* Start *
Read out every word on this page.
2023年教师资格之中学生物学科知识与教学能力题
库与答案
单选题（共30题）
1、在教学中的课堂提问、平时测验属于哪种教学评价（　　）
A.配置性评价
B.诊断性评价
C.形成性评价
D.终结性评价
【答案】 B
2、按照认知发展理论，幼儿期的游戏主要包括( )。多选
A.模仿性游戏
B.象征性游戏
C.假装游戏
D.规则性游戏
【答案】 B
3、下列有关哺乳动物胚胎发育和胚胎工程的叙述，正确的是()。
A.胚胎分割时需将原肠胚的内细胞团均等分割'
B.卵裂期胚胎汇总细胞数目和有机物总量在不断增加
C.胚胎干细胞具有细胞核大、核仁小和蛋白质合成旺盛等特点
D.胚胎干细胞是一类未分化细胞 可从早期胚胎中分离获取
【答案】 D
* End *
## The exercise
Write the data back out verbatim.

## Worked solution
Read out every word on this page.
2023年教师资格之中学生物学科知识与教学能力题
库与答案
单选题（共30题）
1、在教学中的课堂提问、平时测验属于哪种教学评价（　　）
A.配置性评价
B.诊断性评价
C.形成性评价
D.终结性评价
【答案】 B
2、按照认知发展理论，幼儿期的游戏主要包括( )。多选
A.模仿性游戏
B.象征性游戏
C.假装游戏
D.规则性游戏
【答案】 B
3、下列有关哺乳动物胚胎发育和胚胎工程的叙述，正确的是()。
A.胚胎分割时需将原肠胚的内细胞团均等分割'
B.卵裂期胚胎汇总细胞数目和有机物总量在不断增加
C.胚胎干细胞具有细胞核大、核仁小和蛋白质合成旺盛等特点
D.胚胎干细胞是一类未分化细胞 可从早期胚胎中分离获取
【答案】 D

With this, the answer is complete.